## start Information shown
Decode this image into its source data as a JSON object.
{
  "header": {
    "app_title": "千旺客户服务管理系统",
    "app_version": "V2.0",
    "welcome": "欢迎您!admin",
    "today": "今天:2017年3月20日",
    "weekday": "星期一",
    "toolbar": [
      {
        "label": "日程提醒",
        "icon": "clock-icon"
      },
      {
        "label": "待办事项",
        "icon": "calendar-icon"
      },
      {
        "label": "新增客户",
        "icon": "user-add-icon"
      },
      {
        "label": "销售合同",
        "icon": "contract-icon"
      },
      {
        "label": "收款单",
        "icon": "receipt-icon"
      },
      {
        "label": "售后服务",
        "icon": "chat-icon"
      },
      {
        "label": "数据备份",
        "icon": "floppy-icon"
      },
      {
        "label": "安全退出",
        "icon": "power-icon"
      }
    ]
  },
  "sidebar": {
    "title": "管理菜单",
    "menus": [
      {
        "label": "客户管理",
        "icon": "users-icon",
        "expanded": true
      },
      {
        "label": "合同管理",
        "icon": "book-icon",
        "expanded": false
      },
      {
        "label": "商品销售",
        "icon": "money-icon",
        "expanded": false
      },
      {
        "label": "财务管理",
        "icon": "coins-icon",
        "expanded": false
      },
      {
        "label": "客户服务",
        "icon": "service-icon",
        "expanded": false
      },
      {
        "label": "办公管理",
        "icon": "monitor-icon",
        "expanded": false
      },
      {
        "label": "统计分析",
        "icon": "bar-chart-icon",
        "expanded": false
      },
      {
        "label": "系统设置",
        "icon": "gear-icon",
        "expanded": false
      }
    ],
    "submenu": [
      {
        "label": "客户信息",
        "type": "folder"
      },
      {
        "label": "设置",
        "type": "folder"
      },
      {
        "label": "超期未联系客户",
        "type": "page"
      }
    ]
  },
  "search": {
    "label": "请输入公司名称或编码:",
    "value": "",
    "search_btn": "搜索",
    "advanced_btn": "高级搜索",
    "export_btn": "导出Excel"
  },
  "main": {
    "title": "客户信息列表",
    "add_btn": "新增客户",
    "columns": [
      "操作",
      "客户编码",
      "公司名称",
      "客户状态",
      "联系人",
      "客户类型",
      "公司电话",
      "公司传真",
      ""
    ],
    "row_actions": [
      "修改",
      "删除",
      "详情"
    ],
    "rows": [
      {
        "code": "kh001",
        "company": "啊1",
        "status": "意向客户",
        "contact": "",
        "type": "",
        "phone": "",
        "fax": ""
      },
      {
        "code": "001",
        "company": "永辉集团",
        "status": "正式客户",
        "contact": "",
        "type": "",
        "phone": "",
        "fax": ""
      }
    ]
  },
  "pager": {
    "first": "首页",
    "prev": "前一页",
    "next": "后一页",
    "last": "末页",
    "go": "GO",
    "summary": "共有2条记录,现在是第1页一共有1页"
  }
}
## end Information shown
Work instructions: Repeat the whole listing exactly, keeping every line intact.

Complete answer:
Decode this image into its source data as a JSON object.
{
  "header": {
    "app_title": "千旺客户服务管理系统",
    "app_version": "V2.0",
    "welcome": "欢迎您!admin",
    "today": "今天:2017年3月20日",
    "weekday": "星期一",
    "toolbar": [
      {
        "label": "日程提醒",
        "icon": "clock-icon"
      },
      {
        "label": "待办事项",
        "icon": "calendar-icon"
      },
      {
        "label": "新增客户",
        "icon": "user-add-icon"
      },
      {
        "label": "销售合同",
        "icon": "contract-icon"
      },
      {
        "label": "收款单",
        "icon": "receipt-icon"
      },
      {
        "label": "售后服务",
        "icon": "chat-icon"
      },
      {
        "label": "数据备份",
        "icon": "floppy-icon"
      },
      {
        "label": "安全退出",
        "icon": "power-icon"
      }
    ]
  },
  "sidebar": {
    "title": "管理菜单",
    "menus": [
      {
        "label": "客户管理",
        "icon": "users-icon",
        "expanded": true
      },
      {
        "label": "合同管理",
        "icon": "book-icon",
        "expanded": false
      },
      {
        "label": "商品销售",
        "icon": "money-icon",
        "expanded": false
      },
      {
        "label": "财务管理",
        "icon": "coins-icon",
        "expanded": false
      },
      {
        "label": "客户服务",
        "icon": "service-icon",
        "expanded": false
      },
      {
        "label": "办公管理",
        "icon": "monitor-icon",
        "expanded": false
      },
      {
        "label": "统计分析",
        "icon": "bar-chart-icon",
        "expanded": false
      },
      {
        "label": "系统设置",
        "icon": "gear-icon",
        "expanded": false
      }
    ],
    "submenu": [
      {
        "label": "客户信息",
        "type": "folder"
      },
      {
        "label": "设置",
        "type": "folder"
      },
      {
        "label": "超期未联系客户",
        "type": "page"
      }
    ]
  },
  "search": {
    "label": "请输入公司名称或编码:",
    "value": "",
    "search_btn": "搜索",
    "advanced_btn": "高级搜索",
    "export_btn": "导出Excel"
  },
  "main": {
    "title": "客户信息列表",
    "add_btn": "新增客户",
    "columns": [
      "操作",
      "客户编码",
      "公司名称",
      "客户状态",
      "联系人",
      "客户类型",
      "公司电话",
      "公司传真",
      ""
    ],
    "row_actions": [
      "修改",
      "删除",
      "详情"
    ],
    "rows": [
      {
        "code": "kh001",
        "company": "啊1",
        "status": "意向客户",
        "contact": "",
        "type": "",
        "phone": "",
        "fax": ""
      },
      {
        "code": "001",
        "company": "永辉集团",
        "status": "正式客户",
        "contact": "",
        "type": "",
        "phone": "",
        "fax": ""
      }
    ]
  },
  "pager": {
    "first": "首页",
    "prev": "前一页",
    "next": "后一页",
    "last": "末页",
    "go": "GO",
    "summary": "共有2条记录,现在是第1页一共有1页"
  }
}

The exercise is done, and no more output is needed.